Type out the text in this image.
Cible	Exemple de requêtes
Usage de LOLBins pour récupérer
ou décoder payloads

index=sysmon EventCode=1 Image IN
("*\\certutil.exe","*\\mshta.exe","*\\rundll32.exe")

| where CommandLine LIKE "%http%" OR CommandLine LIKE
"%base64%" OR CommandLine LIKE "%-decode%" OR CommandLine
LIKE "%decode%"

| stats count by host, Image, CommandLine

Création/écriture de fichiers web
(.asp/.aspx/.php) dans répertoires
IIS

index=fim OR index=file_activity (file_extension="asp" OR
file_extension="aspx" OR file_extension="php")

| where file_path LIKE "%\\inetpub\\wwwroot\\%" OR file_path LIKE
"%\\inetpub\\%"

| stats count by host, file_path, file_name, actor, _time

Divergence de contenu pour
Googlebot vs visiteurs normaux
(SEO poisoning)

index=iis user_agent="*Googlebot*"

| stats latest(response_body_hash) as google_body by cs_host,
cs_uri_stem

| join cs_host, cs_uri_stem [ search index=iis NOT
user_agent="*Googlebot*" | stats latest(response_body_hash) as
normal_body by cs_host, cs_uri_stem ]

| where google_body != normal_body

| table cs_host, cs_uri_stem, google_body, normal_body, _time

————————

What is expected:
Return every line of the material exactly.

The answer:
Type out the text in this image.
Cible	Exemple de requêtes
Usage de LOLBins pour récupérer
ou décoder payloads

index=sysmon EventCode=1 Image IN
("*\\certutil.exe","*\\mshta.exe","*\\rundll32.exe")

| where CommandLine LIKE "%http%" OR CommandLine LIKE
"%base64%" OR CommandLine LIKE "%-decode%" OR CommandLine
LIKE "%decode%"

| stats count by host, Image, CommandLine

Création/écriture de fichiers web
(.asp/.aspx/.php) dans répertoires
IIS

index=fim OR index=file_activity (file_extension="asp" OR
file_extension="aspx" OR file_extension="php")

| where file_path LIKE "%\\inetpub\\wwwroot\\%" OR file_path LIKE
"%\\inetpub\\%"

| stats count by host, file_path, file_name, actor, _time

Divergence de contenu pour
Googlebot vs visiteurs normaux
(SEO poisoning)

index=iis user_agent="*Googlebot*"

| stats latest(response_body_hash) as google_body by cs_host,
cs_uri_stem

| join cs_host, cs_uri_stem [ search index=iis NOT
user_agent="*Googlebot*" | stats latest(response_body_hash) as
normal_body by cs_host, cs_uri_stem ]

| where google_body != normal_body

| table cs_host, cs_uri_stem, google_body, normal_body, _time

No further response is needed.